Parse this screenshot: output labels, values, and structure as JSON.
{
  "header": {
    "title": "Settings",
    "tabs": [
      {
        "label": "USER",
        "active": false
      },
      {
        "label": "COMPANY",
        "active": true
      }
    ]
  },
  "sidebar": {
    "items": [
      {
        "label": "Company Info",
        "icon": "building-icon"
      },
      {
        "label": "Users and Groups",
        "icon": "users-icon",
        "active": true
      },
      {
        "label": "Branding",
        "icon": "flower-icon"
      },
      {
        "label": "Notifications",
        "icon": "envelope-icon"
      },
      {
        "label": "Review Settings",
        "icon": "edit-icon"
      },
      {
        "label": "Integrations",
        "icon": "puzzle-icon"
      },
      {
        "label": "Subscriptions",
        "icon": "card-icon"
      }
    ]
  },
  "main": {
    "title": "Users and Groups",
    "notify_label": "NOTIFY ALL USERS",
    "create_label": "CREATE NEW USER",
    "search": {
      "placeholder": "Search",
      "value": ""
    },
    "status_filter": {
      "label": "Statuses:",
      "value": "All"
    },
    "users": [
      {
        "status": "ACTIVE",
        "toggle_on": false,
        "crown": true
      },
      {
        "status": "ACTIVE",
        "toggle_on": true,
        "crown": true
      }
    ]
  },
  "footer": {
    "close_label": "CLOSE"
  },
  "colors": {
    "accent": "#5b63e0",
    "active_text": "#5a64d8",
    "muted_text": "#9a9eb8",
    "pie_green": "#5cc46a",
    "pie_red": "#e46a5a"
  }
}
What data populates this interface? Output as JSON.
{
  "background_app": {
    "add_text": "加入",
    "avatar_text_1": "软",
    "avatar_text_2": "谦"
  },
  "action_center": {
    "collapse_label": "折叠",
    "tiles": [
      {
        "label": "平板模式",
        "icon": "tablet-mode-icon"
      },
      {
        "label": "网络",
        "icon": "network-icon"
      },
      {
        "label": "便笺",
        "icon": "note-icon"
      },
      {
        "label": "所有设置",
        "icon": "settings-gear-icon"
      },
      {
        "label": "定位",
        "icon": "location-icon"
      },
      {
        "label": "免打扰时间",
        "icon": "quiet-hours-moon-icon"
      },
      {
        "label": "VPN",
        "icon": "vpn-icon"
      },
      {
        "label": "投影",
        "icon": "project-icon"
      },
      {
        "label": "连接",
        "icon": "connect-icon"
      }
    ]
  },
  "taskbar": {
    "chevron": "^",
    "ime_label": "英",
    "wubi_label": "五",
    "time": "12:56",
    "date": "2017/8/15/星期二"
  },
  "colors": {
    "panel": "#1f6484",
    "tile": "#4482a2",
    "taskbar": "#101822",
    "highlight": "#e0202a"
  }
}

☆ ☆ ☆ ☆ ☆ ☆ ☆

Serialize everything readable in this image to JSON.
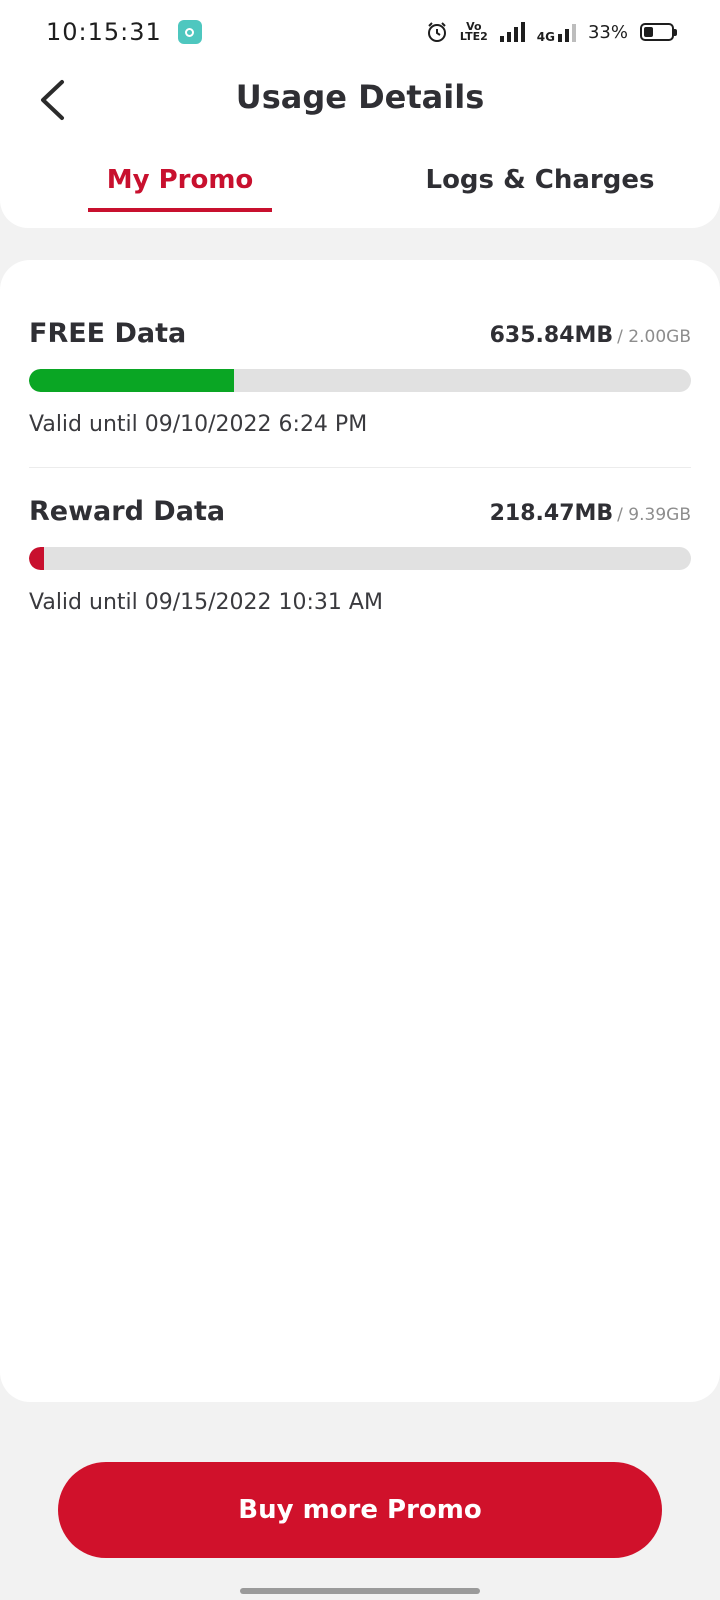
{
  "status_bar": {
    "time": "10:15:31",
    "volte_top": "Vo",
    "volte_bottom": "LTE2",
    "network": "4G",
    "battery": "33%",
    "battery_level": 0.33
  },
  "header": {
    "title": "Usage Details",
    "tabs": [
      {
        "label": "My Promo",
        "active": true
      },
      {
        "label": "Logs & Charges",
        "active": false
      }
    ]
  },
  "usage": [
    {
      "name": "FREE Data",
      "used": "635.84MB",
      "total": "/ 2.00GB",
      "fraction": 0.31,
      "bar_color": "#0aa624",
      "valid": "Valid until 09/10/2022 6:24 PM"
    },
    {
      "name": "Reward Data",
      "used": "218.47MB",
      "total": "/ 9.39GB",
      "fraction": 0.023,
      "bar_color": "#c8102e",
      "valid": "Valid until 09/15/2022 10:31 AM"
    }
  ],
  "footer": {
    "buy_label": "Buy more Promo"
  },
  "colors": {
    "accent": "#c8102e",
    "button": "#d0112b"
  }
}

☆ ☆ ☆ ☆ ☆ ☆ ☆

• [WHAT YOU ARE ASKED TO DO]:
Provide the number of lines in the data above that contain the string "Valid", and nothing else.

• [THE RESPONSE]:
2